→ RECORDS SUPPLIED
>>>>
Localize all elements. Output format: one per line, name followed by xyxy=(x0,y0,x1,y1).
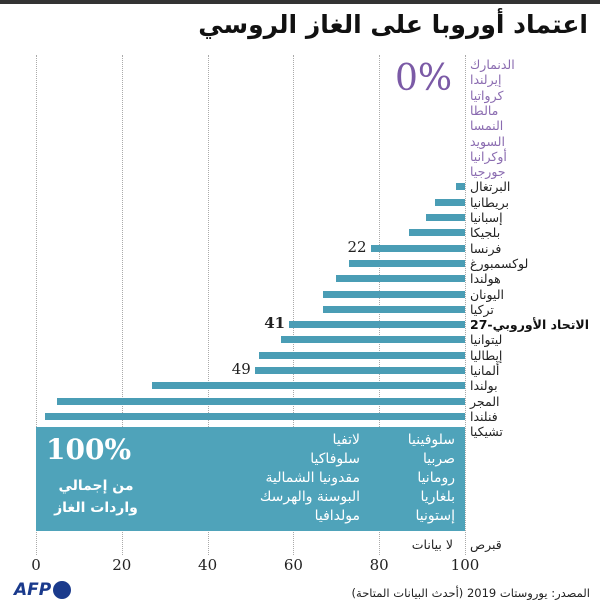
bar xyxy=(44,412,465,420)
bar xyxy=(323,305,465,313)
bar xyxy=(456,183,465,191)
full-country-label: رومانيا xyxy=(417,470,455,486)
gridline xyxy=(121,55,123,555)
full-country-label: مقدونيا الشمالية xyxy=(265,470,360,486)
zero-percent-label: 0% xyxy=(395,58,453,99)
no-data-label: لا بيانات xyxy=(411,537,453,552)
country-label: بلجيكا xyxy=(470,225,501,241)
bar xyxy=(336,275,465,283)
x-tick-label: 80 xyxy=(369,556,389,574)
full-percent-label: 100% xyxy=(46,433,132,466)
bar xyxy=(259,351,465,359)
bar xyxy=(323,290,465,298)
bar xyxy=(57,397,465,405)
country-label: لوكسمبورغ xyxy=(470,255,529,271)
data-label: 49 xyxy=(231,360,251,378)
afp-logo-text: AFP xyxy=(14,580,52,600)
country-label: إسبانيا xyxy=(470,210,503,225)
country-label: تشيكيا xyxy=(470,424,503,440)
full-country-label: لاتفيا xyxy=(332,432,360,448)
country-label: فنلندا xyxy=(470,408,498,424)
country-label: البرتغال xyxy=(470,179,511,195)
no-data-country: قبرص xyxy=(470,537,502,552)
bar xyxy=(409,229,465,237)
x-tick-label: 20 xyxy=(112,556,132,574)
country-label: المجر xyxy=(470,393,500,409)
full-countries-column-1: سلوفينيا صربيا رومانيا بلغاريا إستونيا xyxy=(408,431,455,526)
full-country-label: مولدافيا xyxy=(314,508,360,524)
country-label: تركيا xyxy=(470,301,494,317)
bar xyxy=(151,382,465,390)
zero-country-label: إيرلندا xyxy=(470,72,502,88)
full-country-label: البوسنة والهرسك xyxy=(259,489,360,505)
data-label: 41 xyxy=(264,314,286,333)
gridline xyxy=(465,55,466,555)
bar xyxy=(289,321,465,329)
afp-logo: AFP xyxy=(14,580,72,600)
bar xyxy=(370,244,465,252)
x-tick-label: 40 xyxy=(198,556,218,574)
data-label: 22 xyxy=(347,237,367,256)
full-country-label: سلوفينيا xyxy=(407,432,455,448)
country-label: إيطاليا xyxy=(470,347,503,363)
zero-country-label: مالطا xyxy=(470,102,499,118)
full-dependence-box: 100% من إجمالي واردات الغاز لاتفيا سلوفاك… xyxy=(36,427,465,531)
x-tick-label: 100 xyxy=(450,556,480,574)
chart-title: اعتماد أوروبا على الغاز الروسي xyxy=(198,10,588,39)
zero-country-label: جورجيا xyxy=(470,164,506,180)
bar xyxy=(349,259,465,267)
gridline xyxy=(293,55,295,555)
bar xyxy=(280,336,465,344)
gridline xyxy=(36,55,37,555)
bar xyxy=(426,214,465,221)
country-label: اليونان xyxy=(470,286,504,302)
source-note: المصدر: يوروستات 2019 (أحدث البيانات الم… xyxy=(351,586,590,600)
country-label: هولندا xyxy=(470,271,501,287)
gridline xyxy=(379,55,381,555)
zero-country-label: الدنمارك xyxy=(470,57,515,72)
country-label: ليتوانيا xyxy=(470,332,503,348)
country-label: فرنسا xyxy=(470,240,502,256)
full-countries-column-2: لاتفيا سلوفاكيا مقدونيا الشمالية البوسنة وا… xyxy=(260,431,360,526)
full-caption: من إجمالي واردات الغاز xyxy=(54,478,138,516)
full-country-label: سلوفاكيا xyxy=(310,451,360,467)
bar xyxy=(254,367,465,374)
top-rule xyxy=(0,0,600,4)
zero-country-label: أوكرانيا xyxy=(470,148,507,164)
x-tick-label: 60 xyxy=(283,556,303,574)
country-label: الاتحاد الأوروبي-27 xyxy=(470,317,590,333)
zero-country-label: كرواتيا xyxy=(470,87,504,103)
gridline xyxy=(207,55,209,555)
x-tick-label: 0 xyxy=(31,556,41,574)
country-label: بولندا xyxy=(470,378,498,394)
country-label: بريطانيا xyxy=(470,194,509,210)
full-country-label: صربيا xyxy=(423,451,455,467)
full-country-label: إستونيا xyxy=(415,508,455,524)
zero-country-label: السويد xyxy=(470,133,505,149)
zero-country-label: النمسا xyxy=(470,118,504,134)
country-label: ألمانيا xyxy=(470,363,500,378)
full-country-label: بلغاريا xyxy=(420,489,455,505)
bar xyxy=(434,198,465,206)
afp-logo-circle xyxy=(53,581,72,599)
<<<<
>>>>
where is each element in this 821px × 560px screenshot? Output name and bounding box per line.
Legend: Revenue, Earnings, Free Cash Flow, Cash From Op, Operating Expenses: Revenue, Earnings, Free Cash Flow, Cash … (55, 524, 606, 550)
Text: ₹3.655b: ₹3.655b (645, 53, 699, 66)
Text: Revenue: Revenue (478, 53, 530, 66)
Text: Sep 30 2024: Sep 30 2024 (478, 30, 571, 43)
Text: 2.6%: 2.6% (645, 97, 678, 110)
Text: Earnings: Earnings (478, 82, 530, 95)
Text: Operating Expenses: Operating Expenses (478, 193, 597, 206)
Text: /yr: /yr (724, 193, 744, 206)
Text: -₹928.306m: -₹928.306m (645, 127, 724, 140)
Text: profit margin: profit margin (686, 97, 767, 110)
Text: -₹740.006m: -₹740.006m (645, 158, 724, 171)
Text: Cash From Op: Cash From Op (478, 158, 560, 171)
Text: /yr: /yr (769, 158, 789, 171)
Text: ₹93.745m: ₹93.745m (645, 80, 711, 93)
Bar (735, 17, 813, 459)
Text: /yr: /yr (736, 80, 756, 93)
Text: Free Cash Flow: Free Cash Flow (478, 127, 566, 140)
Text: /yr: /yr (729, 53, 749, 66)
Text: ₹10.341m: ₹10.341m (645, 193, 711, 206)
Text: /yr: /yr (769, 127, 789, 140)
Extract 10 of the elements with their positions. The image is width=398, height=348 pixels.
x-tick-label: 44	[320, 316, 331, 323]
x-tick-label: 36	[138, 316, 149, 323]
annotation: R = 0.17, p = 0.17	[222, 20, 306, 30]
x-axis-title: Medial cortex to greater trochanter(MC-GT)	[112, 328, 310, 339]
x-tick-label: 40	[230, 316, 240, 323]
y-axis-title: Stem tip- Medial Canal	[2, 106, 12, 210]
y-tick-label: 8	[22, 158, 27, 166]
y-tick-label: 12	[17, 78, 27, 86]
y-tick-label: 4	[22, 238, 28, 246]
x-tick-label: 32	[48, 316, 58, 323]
<<<<
>>>>
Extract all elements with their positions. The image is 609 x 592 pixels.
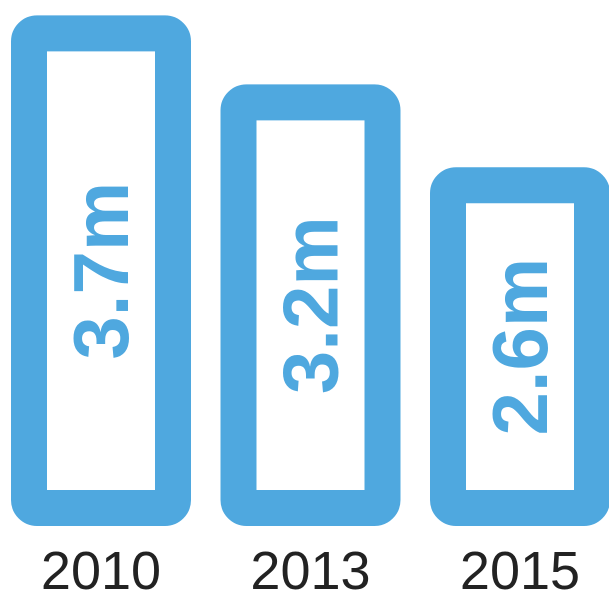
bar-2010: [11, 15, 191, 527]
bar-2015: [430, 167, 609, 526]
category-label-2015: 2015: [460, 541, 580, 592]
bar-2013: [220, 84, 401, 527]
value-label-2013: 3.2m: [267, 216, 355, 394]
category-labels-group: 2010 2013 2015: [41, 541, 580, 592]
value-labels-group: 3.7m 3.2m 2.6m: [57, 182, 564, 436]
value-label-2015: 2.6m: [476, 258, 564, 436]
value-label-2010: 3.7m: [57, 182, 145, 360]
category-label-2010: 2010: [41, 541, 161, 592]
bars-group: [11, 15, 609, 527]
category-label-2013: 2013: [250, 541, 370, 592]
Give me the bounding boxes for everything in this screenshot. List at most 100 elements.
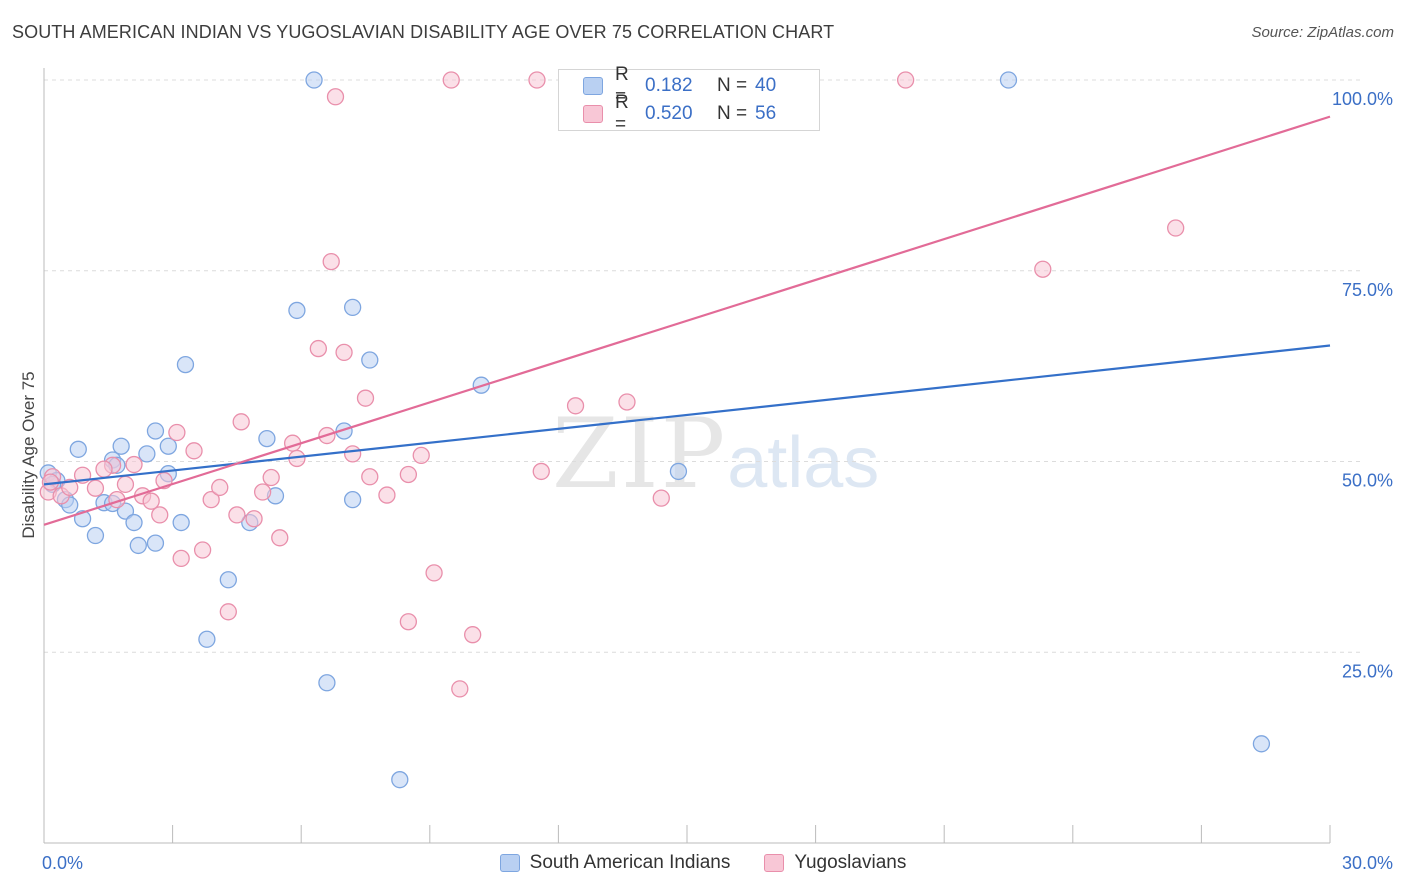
<<<<
→ WHAT IS ASKED
Copy out, unchanged, the lines of the items starting with the one that contains "where is each" and continuing through the one that contains "Text: /yr: /yr (724, 193, 744, 206)", including both.

→ CORRECT ANSWER
where is each element in this 821px × 560px screenshot? Output name and bounding box per line.
Legend: Revenue, Earnings, Free Cash Flow, Cash From Op, Operating Expenses: Revenue, Earnings, Free Cash Flow, Cash … (55, 524, 606, 550)
Text: ₹3.655b: ₹3.655b (645, 53, 699, 66)
Text: Revenue: Revenue (478, 53, 530, 66)
Text: Sep 30 2024: Sep 30 2024 (478, 30, 571, 43)
Text: 2.6%: 2.6% (645, 97, 678, 110)
Text: Earnings: Earnings (478, 82, 530, 95)
Text: Operating Expenses: Operating Expenses (478, 193, 597, 206)
Text: /yr: /yr (724, 193, 744, 206)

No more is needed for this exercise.